_TAREFAS A REALIZAR_.
A: No trecho sobre a memória, por que a intuição é considerada a forma mais elevada da inteligência? Responda em uma a três frases.
B: Segundo o trecho sobre a memória, de que deveria ser a memória, em vez de ser a da experiência em si?
C: Reproduza fielmente o trecho sobre a memória, começando em "5ª Pergunta: Sinto-me" e terminando em "vosso ponto de vista sobre a memória?".

_TRECHO DO TEXTO_.

☆ ☆ ☆

5ª Pergunta: Sinto-me inclinado à suposição de que pôr de lado o
passado e esquece-lo completamente, são coisas não exatamente as mesmas. Poderíeis
dar-nos o vosso ponto de vista sobre a memória?
Krishnamurti: Esta pergunta é realmente interessante para efetuar
uma modificação. “Sinto-me inclinado a supor que expelir o passado e esquece-lo
completamente são coisas não exatamente idênticas. Poderíeis fornecer-nos vosso
ponto de vista sobre a memória?” Para mim, a memória não deveria ser a da
experiência em si, porém antes a memória daquilo que é o resultado da
experiência. Precisais esquecer a experiência e recordar a lição. Isto é que é
a verdadeira memória. Esta é eterna, por ser a coisa única de valor na
experiência. Esta verdadeira memória é inteligência. Como disse a noite
passada, inteligência é a capacidade de escolher, com discernimento, com
cultura, aquilo que é essencial daquilo que é falso. Esta inteligência
adquire-se por meio da experiência, por meio das lições que permanecem após a
experiência. A mais elevada forma desta inteligência é a intuição, por ser o
resíduo de todas as experiências acumuladas. Esta é a verdadeira função da
memória.

☆ ☆ ☆

_MATERIAL BRUTO_.
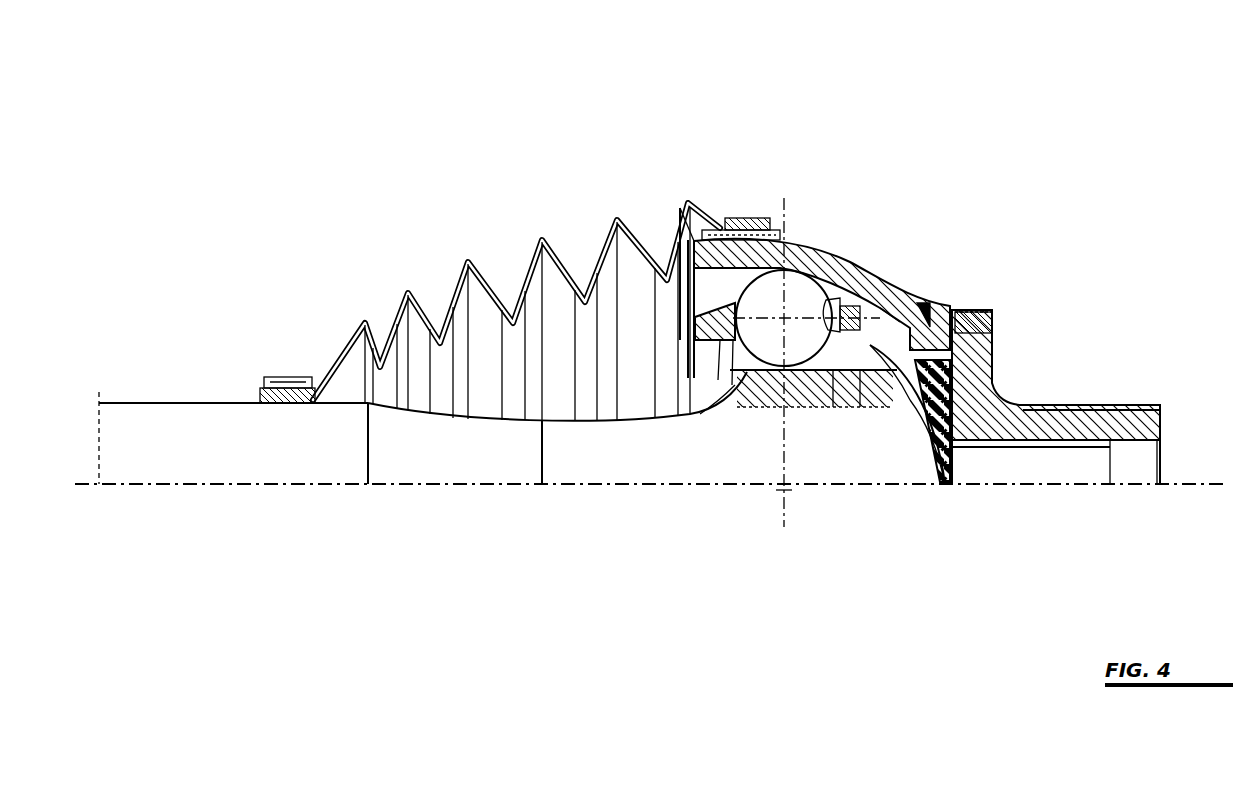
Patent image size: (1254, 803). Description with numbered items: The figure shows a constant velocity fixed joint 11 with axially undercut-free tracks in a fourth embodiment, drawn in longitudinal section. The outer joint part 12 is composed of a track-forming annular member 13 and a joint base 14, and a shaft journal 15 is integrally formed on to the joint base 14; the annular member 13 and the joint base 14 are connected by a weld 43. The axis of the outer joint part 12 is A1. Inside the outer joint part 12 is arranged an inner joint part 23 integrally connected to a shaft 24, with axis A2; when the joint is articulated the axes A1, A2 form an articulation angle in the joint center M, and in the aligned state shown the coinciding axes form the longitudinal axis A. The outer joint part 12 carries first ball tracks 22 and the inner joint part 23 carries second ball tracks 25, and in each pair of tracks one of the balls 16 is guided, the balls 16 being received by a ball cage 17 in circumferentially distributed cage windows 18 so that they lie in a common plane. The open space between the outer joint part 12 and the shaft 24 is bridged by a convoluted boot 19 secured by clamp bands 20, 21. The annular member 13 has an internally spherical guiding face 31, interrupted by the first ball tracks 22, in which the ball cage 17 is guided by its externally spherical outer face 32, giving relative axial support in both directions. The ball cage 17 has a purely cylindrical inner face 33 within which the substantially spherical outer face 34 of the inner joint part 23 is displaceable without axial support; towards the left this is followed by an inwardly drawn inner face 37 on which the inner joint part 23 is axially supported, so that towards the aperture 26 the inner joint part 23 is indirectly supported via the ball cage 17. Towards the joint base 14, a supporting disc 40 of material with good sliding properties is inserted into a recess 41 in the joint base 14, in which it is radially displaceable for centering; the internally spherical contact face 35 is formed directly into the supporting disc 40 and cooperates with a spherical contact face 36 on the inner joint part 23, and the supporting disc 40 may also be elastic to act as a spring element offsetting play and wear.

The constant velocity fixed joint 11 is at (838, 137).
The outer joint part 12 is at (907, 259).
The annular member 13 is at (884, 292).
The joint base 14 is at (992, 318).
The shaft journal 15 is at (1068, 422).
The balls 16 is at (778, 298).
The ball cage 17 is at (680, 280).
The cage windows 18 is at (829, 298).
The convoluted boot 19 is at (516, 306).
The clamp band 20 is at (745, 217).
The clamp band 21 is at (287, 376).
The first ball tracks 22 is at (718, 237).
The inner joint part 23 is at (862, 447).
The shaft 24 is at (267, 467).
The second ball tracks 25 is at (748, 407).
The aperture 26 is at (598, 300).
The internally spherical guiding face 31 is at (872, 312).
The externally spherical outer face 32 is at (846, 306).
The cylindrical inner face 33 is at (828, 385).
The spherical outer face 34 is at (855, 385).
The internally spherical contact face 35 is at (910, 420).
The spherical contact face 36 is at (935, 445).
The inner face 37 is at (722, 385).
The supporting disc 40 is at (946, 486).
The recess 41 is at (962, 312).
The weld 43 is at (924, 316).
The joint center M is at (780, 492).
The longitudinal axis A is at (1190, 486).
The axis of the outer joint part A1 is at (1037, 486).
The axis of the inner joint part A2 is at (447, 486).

☆ ☆ ☆

_RESPOSTAS ÀS TAREFAS_.
A: A intuição é a forma mais elevada da inteligência porque é o resíduo de todas as experiências acumuladas.

B: Deveria ser a memória daquilo que é o resultado da experiência.

C:
5ª Pergunta: Sinto-me inclinado à suposição de que pôr de lado o
passado e esquece-lo completamente, são coisas não exatamente as mesmas. Poderíeis
dar-nos o vosso ponto de vista sobre a memória?